#### Available records

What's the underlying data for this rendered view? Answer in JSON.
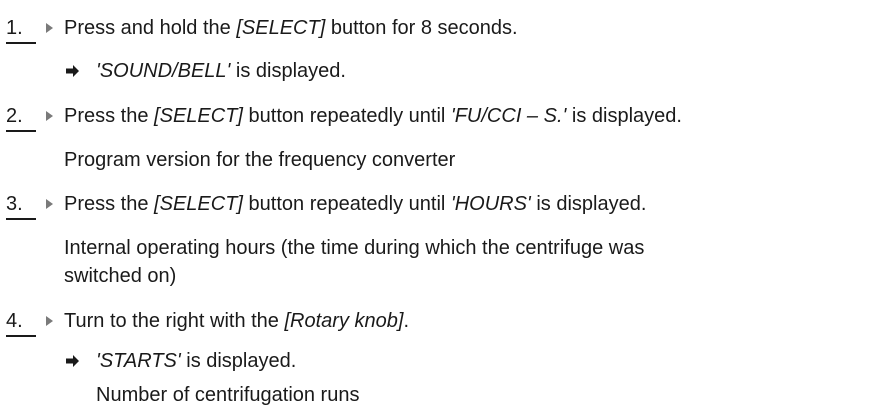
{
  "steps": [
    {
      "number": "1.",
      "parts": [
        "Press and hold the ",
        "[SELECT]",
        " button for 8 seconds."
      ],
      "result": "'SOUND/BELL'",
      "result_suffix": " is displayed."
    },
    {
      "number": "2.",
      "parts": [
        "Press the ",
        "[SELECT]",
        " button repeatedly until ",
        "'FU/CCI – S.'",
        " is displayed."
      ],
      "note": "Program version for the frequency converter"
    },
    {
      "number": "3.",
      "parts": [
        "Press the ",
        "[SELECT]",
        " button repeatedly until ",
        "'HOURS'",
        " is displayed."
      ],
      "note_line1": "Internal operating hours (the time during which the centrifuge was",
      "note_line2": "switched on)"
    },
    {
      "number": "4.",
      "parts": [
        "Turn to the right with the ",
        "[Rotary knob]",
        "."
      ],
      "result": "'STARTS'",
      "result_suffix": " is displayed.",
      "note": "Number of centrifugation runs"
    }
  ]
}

########

» Problem requirements
Only the number is wanted: how many lines of these entries contain the string "displayed"?

» Expected output
4